**THE RECORDS**
□ □ □ □ □
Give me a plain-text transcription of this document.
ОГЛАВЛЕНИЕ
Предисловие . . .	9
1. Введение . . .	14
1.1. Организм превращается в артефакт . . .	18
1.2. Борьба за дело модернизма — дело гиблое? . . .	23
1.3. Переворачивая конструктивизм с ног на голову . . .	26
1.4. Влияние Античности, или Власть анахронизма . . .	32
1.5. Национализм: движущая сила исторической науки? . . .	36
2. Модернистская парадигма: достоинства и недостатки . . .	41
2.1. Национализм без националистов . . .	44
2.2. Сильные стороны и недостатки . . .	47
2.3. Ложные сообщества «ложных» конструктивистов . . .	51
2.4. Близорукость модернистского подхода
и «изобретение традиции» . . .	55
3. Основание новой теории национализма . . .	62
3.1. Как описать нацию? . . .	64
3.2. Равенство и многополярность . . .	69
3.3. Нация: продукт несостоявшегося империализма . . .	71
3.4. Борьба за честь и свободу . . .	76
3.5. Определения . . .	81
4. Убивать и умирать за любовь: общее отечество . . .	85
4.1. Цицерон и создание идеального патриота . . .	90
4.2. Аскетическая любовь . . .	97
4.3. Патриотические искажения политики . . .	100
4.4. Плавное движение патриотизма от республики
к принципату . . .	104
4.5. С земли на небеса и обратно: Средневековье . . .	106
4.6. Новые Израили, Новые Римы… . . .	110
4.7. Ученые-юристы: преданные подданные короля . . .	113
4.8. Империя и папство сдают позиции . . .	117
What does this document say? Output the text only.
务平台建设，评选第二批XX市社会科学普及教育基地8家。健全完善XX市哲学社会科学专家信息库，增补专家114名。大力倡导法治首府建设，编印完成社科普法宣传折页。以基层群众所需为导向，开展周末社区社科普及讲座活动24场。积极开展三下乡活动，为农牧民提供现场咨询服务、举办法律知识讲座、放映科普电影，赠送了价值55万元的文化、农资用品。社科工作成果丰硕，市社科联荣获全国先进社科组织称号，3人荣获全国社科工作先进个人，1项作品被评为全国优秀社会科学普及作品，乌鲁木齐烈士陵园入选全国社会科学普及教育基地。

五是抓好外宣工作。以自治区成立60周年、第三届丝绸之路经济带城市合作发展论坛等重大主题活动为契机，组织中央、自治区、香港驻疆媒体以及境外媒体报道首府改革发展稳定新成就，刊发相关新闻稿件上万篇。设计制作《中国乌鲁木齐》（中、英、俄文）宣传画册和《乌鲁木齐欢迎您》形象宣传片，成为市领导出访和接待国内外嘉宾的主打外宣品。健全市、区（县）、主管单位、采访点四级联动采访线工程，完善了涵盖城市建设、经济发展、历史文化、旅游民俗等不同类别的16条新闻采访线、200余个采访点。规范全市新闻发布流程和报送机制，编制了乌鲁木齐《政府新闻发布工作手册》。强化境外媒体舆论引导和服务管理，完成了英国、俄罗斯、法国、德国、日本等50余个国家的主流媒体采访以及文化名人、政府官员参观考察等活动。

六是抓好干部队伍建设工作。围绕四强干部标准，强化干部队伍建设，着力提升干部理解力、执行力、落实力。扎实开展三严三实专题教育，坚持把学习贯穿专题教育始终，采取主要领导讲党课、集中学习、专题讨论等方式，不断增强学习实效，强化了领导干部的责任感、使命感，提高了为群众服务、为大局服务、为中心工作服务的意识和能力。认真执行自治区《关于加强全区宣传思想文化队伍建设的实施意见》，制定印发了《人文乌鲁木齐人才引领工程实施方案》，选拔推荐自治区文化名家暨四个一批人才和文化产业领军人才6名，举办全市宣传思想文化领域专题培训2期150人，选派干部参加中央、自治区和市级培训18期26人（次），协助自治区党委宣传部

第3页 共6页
□ □ □ □ □
**PROBLEM TO SOLVE**
Copy down the material exactly as written.

**COMPLETED EXERCISE**
Give me a plain-text transcription of this document.
ОГЛАВЛЕНИЕ
Предисловие . . .	9
1. Введение . . .	14
1.1. Организм превращается в артефакт . . .	18
1.2. Борьба за дело модернизма — дело гиблое? . . .	23
1.3. Переворачивая конструктивизм с ног на голову . . .	26
1.4. Влияние Античности, или Власть анахронизма . . .	32
1.5. Национализм: движущая сила исторической науки? . . .	36
2. Модернистская парадигма: достоинства и недостатки . . .	41
2.1. Национализм без националистов . . .	44
2.2. Сильные стороны и недостатки . . .	47
2.3. Ложные сообщества «ложных» конструктивистов . . .	51
2.4. Близорукость модернистского подхода
и «изобретение традиции» . . .	55
3. Основание новой теории национализма . . .	62
3.1. Как описать нацию? . . .	64
3.2. Равенство и многополярность . . .	69
3.3. Нация: продукт несостоявшегося империализма . . .	71
3.4. Борьба за честь и свободу . . .	76
3.5. Определения . . .	81
4. Убивать и умирать за любовь: общее отечество . . .	85
4.1. Цицерон и создание идеального патриота . . .	90
4.2. Аскетическая любовь . . .	97
4.3. Патриотические искажения политики . . .	100
4.4. Плавное движение патриотизма от республики
к принципату . . .	104
4.5. С земли на небеса и обратно: Средневековье . . .	106
4.6. Новые Израили, Новые Римы… . . .	110
4.7. Ученые-юристы: преданные подданные короля . . .	113
4.8. Империя и папство сдают позиции . . .	117
What does this document say? Output the text only.
务平台建设，评选第二批XX市社会科学普及教育基地8家。健全完善XX市哲学社会科学专家信息库，增补专家114名。大力倡导法治首府建设，编印完成社科普法宣传折页。以基层群众所需为导向，开展周末社区社科普及讲座活动24场。积极开展三下乡活动，为农牧民提供现场咨询服务、举办法律知识讲座、放映科普电影，赠送了价值55万元的文化、农资用品。社科工作成果丰硕，市社科联荣获全国先进社科组织称号，3人荣获全国社科工作先进个人，1项作品被评为全国优秀社会科学普及作品，乌鲁木齐烈士陵园入选全国社会科学普及教育基地。

五是抓好外宣工作。以自治区成立60周年、第三届丝绸之路经济带城市合作发展论坛等重大主题活动为契机，组织中央、自治区、香港驻疆媒体以及境外媒体报道首府改革发展稳定新成就，刊发相关新闻稿件上万篇。设计制作《中国乌鲁木齐》（中、英、俄文）宣传画册和《乌鲁木齐欢迎您》形象宣传片，成为市领导出访和接待国内外嘉宾的主打外宣品。健全市、区（县）、主管单位、采访点四级联动采访线工程，完善了涵盖城市建设、经济发展、历史文化、旅游民俗等不同类别的16条新闻采访线、200余个采访点。规范全市新闻发布流程和报送机制，编制了乌鲁木齐《政府新闻发布工作手册》。强化境外媒体舆论引导和服务管理，完成了英国、俄罗斯、法国、德国、日本等50余个国家的主流媒体采访以及文化名人、政府官员参观考察等活动。

六是抓好干部队伍建设工作。围绕四强干部标准，强化干部队伍建设，着力提升干部理解力、执行力、落实力。扎实开展三严三实专题教育，坚持把学习贯穿专题教育始终，采取主要领导讲党课、集中学习、专题讨论等方式，不断增强学习实效，强化了领导干部的责任感、使命感，提高了为群众服务、为大局服务、为中心工作服务的意识和能力。认真执行自治区《关于加强全区宣传思想文化队伍建设的实施意见》，制定印发了《人文乌鲁木齐人才引领工程实施方案》，选拔推荐自治区文化名家暨四个一批人才和文化产业领军人才6名，举办全市宣传思想文化领域专题培训2期150人，选派干部参加中央、自治区和市级培训18期26人（次），协助自治区党委宣传部

第3页 共6页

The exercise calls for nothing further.